* [WORK INSTRUCTIONS]:
Give the number of lines in the data that contain "Positive", and nothing more.

* [GIVEN RECORDS]:
= = =

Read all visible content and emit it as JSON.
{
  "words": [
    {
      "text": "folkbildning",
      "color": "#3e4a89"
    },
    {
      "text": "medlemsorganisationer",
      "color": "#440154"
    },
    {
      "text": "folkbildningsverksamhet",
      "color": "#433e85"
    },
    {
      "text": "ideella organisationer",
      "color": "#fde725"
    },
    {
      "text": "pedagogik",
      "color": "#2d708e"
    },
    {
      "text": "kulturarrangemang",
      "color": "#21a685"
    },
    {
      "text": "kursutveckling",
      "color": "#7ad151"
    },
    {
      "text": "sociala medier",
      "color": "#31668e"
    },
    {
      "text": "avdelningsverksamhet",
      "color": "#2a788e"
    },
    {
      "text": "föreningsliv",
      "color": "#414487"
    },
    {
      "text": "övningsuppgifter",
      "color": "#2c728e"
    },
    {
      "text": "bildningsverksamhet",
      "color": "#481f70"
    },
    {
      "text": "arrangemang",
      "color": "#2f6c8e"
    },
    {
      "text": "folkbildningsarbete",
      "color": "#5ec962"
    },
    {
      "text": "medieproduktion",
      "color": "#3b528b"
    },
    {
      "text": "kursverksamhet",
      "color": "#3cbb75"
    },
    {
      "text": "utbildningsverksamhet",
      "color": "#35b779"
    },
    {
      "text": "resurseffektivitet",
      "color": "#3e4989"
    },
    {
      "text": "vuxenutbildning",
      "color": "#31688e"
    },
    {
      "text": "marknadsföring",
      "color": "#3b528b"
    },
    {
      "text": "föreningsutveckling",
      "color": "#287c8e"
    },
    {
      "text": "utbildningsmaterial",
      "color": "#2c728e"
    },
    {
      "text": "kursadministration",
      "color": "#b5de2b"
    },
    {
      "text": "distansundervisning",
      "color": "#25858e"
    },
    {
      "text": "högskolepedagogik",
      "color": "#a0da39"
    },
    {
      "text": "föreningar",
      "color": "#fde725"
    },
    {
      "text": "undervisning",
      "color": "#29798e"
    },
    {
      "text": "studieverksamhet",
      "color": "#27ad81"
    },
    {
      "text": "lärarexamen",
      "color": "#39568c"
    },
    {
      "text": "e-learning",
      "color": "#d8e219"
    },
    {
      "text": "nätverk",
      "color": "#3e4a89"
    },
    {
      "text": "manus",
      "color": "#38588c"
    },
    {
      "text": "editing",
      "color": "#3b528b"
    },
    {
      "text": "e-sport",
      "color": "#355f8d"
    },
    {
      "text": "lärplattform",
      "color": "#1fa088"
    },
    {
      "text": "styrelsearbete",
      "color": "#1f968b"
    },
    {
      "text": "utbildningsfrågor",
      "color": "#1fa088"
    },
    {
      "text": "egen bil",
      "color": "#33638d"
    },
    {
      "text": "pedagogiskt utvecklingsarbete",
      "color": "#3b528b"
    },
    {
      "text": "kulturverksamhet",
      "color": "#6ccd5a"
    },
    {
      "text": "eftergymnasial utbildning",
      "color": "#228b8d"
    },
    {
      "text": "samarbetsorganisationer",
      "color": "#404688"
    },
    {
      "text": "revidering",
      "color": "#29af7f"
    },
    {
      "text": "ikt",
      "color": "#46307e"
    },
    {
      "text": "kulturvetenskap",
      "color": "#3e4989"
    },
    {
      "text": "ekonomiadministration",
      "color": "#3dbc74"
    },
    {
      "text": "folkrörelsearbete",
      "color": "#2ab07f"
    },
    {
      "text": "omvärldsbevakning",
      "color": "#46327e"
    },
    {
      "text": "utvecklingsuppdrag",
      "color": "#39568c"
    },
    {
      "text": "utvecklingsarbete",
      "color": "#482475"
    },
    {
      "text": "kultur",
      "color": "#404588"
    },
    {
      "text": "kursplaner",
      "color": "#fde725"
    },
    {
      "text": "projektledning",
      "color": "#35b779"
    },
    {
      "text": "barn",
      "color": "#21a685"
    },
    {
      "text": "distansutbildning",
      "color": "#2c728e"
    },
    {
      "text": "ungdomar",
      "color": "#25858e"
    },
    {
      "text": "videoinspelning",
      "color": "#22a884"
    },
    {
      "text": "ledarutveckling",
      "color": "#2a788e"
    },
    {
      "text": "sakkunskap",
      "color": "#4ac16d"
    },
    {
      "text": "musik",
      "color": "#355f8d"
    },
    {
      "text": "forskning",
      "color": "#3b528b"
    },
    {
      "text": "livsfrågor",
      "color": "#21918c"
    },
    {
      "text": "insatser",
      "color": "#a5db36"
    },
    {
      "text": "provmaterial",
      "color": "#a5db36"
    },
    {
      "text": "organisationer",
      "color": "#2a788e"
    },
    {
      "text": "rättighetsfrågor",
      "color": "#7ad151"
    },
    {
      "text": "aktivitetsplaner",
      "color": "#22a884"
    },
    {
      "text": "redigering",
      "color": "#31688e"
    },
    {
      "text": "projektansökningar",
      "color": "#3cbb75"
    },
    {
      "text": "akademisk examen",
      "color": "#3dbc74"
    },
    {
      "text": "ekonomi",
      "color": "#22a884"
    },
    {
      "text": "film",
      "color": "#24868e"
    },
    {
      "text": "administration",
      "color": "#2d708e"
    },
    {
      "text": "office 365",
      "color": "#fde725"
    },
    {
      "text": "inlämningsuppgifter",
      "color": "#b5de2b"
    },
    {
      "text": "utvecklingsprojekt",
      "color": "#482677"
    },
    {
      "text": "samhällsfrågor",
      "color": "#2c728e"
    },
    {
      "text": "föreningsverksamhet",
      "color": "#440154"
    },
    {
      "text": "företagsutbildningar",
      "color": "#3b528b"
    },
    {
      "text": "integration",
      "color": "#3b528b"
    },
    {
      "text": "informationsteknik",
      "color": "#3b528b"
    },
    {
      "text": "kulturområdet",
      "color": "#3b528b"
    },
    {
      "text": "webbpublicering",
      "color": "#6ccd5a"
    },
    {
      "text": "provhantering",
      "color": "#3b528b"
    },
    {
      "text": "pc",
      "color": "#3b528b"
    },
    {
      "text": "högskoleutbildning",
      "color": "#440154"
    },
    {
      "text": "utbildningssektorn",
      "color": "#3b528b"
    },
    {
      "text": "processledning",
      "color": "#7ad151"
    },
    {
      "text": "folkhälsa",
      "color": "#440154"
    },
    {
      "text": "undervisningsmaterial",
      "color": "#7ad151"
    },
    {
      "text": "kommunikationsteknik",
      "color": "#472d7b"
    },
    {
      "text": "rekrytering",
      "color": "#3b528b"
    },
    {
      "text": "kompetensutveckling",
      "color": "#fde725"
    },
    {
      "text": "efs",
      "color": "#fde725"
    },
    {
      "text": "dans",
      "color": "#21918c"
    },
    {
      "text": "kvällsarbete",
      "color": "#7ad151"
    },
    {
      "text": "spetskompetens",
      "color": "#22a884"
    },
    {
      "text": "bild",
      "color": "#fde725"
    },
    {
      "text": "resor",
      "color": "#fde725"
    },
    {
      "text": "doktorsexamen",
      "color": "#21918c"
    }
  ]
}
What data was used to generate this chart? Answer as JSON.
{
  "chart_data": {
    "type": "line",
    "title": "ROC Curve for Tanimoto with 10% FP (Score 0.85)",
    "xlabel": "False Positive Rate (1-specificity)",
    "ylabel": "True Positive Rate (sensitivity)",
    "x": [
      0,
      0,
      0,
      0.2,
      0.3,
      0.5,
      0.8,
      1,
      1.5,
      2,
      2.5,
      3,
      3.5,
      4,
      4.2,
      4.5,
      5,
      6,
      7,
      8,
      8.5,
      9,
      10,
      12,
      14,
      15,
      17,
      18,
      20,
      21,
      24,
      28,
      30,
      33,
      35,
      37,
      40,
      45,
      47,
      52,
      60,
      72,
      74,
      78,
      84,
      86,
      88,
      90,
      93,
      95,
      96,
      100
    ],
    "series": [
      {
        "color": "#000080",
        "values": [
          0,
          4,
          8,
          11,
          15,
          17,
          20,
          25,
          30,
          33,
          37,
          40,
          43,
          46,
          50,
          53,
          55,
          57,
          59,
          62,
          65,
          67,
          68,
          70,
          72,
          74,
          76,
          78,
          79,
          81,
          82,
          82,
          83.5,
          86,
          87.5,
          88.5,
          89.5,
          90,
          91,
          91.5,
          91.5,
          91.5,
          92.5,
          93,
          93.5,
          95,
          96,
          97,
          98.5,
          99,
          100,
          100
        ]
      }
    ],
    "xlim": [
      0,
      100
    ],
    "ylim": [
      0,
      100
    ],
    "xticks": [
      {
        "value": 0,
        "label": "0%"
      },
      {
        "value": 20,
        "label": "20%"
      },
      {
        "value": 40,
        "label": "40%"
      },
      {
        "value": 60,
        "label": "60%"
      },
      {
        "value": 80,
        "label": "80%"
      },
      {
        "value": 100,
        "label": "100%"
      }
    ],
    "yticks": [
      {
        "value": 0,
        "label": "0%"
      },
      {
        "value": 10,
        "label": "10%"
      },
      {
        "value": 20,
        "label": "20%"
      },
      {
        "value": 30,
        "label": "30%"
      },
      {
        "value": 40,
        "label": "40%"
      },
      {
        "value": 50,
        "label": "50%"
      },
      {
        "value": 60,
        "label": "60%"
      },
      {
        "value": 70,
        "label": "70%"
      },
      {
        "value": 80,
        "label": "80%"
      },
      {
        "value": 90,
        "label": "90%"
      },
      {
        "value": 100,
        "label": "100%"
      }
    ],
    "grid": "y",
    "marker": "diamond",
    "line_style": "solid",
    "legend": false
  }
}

= = =

* [OUTPUT FOR THIS EXERCISE]:
2